To be done: Here are some records. Copy each one exactly.

Data entries:

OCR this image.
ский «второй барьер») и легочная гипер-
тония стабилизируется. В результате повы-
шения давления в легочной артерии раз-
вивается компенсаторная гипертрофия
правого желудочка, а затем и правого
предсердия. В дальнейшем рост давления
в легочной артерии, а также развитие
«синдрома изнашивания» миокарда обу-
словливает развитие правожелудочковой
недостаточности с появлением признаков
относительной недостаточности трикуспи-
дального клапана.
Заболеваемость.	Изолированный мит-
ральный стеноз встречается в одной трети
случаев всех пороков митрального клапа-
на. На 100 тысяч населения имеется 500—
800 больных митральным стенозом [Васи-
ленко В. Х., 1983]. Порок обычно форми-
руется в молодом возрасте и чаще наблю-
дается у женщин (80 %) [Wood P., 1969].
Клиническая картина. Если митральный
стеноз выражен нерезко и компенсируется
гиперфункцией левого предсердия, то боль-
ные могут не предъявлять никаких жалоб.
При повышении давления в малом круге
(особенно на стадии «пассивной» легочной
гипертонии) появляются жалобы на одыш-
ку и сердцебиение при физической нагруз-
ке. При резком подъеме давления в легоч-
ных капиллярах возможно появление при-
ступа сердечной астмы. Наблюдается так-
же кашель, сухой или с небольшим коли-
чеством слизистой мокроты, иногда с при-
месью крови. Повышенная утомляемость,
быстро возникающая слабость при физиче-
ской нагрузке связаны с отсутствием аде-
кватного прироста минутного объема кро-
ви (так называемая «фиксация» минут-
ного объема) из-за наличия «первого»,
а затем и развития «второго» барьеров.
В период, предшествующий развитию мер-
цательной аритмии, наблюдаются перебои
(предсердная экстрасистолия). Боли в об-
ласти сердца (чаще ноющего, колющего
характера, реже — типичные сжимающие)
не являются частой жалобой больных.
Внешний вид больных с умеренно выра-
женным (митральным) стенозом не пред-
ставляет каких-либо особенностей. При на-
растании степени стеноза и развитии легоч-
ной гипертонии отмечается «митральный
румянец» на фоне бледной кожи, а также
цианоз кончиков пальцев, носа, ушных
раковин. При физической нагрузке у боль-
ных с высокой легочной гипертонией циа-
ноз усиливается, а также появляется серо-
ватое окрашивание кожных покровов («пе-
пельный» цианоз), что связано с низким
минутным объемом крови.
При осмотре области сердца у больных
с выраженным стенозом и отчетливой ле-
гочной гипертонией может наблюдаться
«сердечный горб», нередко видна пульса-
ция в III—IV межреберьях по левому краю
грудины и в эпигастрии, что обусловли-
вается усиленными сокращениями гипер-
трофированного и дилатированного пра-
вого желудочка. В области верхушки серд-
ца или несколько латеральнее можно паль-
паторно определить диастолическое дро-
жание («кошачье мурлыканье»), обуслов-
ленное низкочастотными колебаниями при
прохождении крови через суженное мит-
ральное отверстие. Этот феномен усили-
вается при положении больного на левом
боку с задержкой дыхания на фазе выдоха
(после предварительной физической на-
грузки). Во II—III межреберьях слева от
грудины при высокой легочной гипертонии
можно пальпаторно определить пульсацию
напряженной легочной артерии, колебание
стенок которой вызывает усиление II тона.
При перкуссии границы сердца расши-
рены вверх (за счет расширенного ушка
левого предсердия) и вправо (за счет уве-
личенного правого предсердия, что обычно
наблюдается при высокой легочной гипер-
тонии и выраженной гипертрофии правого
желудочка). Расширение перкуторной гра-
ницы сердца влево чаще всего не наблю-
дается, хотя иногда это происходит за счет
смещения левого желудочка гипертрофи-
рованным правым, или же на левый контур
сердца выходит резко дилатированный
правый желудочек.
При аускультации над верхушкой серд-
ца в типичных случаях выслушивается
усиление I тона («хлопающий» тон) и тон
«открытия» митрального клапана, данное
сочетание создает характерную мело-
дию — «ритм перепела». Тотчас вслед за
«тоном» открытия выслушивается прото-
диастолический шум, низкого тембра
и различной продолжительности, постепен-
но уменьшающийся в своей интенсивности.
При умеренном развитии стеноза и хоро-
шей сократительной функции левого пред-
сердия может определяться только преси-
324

Result of this task:
OCR this image.
ский «второй барьер») и легочная гипер-
тония стабилизируется. В результате повы-
шения давления в легочной артерии раз-
вивается компенсаторная гипертрофия
правого желудочка, а затем и правого
предсердия. В дальнейшем рост давления
в легочной артерии, а также развитие
«синдрома изнашивания» миокарда обу-
словливает развитие правожелудочковой
недостаточности с появлением признаков
относительной недостаточности трикуспи-
дального клапана.
Заболеваемость.	Изолированный мит-
ральный стеноз встречается в одной трети
случаев всех пороков митрального клапа-
на. На 100 тысяч населения имеется 500—
800 больных митральным стенозом [Васи-
ленко В. Х., 1983]. Порок обычно форми-
руется в молодом возрасте и чаще наблю-
дается у женщин (80 %) [Wood P., 1969].
Клиническая картина. Если митральный
стеноз выражен нерезко и компенсируется
гиперфункцией левого предсердия, то боль-
ные могут не предъявлять никаких жалоб.
При повышении давления в малом круге
(особенно на стадии «пассивной» легочной
гипертонии) появляются жалобы на одыш-
ку и сердцебиение при физической нагруз-
ке. При резком подъеме давления в легоч-
ных капиллярах возможно появление при-
ступа сердечной астмы. Наблюдается так-
же кашель, сухой или с небольшим коли-
чеством слизистой мокроты, иногда с при-
месью крови. Повышенная утомляемость,
быстро возникающая слабость при физиче-
ской нагрузке связаны с отсутствием аде-
кватного прироста минутного объема кро-
ви (так называемая «фиксация» минут-
ного объема) из-за наличия «первого»,
а затем и развития «второго» барьеров.
В период, предшествующий развитию мер-
цательной аритмии, наблюдаются перебои
(предсердная экстрасистолия). Боли в об-
ласти сердца (чаще ноющего, колющего
характера, реже — типичные сжимающие)
не являются частой жалобой больных.
Внешний вид больных с умеренно выра-
женным (митральным) стенозом не пред-
ставляет каких-либо особенностей. При на-
растании степени стеноза и развитии легоч-
ной гипертонии отмечается «митральный
румянец» на фоне бледной кожи, а также
цианоз кончиков пальцев, носа, ушных
раковин. При физической нагрузке у боль-
ных с высокой легочной гипертонией циа-
ноз усиливается, а также появляется серо-
ватое окрашивание кожных покровов («пе-
пельный» цианоз), что связано с низким
минутным объемом крови.
При осмотре области сердца у больных
с выраженным стенозом и отчетливой ле-
гочной гипертонией может наблюдаться
«сердечный горб», нередко видна пульса-
ция в III—IV межреберьях по левому краю
грудины и в эпигастрии, что обусловли-
вается усиленными сокращениями гипер-
трофированного и дилатированного пра-
вого желудочка. В области верхушки серд-
ца или несколько латеральнее можно паль-
паторно определить диастолическое дро-
жание («кошачье мурлыканье»), обуслов-
ленное низкочастотными колебаниями при
прохождении крови через суженное мит-
ральное отверстие. Этот феномен усили-
вается при положении больного на левом
боку с задержкой дыхания на фазе выдоха
(после предварительной физической на-
грузки). Во II—III межреберьях слева от
грудины при высокой легочной гипертонии
можно пальпаторно определить пульсацию
напряженной легочной артерии, колебание
стенок которой вызывает усиление II тона.
При перкуссии границы сердца расши-
рены вверх (за счет расширенного ушка
левого предсердия) и вправо (за счет уве-
личенного правого предсердия, что обычно
наблюдается при высокой легочной гипер-
тонии и выраженной гипертрофии правого
желудочка). Расширение перкуторной гра-
ницы сердца влево чаще всего не наблю-
дается, хотя иногда это происходит за счет
смещения левого желудочка гипертрофи-
рованным правым, или же на левый контур
сердца выходит резко дилатированный
правый желудочек.
При аускультации над верхушкой серд-
ца в типичных случаях выслушивается
усиление I тона («хлопающий» тон) и тон
«открытия» митрального клапана, данное
сочетание создает характерную мело-
дию — «ритм перепела». Тотчас вслед за
«тоном» открытия выслушивается прото-
диастолический шум, низкого тембра
и различной продолжительности, постепен-
но уменьшающийся в своей интенсивности.
При умеренном развитии стеноза и хоро-
шей сократительной функции левого пред-
сердия может определяться только преси-
324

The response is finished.